(Excerpt from a dataset)
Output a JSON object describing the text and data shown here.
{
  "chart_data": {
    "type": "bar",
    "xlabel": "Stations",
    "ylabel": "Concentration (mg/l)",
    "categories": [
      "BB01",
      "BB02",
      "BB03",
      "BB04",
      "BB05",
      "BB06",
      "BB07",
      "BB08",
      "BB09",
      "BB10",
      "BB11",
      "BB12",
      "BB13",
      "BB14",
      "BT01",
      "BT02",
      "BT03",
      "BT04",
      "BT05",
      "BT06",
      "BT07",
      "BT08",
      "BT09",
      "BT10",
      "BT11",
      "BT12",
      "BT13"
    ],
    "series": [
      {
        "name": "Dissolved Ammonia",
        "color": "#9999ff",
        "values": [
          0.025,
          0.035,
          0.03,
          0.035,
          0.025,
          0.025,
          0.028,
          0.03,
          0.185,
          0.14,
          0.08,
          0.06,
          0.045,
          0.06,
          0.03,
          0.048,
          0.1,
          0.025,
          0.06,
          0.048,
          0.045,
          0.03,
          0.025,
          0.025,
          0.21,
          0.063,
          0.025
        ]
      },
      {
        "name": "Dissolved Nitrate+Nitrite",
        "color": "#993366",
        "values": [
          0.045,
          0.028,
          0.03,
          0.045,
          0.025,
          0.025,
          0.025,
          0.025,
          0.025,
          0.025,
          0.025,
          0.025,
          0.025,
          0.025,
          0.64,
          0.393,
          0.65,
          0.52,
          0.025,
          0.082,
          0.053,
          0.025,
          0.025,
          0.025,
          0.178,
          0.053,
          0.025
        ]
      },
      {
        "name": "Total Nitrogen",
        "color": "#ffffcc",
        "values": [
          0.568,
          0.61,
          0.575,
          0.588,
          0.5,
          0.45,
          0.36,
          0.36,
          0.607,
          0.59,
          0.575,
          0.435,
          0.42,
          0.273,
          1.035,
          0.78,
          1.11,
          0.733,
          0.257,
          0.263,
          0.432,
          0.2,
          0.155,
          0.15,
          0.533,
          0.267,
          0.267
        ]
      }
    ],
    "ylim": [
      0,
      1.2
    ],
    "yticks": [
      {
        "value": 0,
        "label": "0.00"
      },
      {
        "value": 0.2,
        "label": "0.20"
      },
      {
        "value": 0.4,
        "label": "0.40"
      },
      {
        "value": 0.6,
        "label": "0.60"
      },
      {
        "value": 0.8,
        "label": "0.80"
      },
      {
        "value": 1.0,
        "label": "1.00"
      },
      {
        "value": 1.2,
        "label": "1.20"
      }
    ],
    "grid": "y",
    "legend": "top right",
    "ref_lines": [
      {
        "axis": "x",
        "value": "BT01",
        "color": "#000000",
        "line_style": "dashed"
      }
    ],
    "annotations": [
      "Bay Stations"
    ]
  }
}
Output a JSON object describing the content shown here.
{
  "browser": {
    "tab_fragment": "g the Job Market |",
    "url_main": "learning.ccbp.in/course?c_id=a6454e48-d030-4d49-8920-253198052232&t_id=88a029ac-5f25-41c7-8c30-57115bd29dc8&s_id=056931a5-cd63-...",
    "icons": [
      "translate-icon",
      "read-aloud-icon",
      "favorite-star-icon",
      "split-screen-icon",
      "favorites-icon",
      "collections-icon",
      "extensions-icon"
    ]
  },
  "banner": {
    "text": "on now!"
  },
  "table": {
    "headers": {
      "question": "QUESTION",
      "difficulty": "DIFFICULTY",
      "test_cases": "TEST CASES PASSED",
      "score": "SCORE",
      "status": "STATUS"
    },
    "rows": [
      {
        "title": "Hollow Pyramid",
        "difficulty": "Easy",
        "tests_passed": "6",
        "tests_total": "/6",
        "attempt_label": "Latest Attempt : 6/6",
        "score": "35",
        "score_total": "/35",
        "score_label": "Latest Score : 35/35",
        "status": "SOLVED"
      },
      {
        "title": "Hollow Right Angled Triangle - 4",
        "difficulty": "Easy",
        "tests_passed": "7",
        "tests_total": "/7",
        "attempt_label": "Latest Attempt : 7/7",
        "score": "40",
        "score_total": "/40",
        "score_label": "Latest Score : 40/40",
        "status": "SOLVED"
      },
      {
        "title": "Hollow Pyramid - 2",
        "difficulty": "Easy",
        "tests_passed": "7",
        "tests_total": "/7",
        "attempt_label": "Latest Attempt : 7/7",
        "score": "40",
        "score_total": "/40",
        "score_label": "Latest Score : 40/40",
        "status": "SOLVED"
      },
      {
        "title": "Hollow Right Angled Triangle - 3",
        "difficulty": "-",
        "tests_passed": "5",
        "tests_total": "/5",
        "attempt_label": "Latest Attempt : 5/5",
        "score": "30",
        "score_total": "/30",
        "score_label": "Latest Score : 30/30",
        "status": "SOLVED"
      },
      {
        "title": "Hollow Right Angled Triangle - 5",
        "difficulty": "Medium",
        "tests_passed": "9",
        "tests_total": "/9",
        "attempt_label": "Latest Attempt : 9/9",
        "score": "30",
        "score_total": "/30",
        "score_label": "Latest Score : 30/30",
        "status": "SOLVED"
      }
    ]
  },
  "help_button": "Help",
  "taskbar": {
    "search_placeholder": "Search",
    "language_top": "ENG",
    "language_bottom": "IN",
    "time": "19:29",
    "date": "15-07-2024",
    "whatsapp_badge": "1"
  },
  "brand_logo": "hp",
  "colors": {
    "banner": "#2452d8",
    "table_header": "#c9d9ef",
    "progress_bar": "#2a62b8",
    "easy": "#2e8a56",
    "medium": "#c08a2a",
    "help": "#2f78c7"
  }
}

Given problem
Return every line in the listing that contains the word "Hollow".

Exercise result
        "title": "Hollow Pyramid",
        "title": "Hollow Right Angled Triangle - 4",
        "title": "Hollow Pyramid - 2",
        "title": "Hollow Right Angled Triangle - 3",
        "title": "Hollow Right Angled Triangle - 5",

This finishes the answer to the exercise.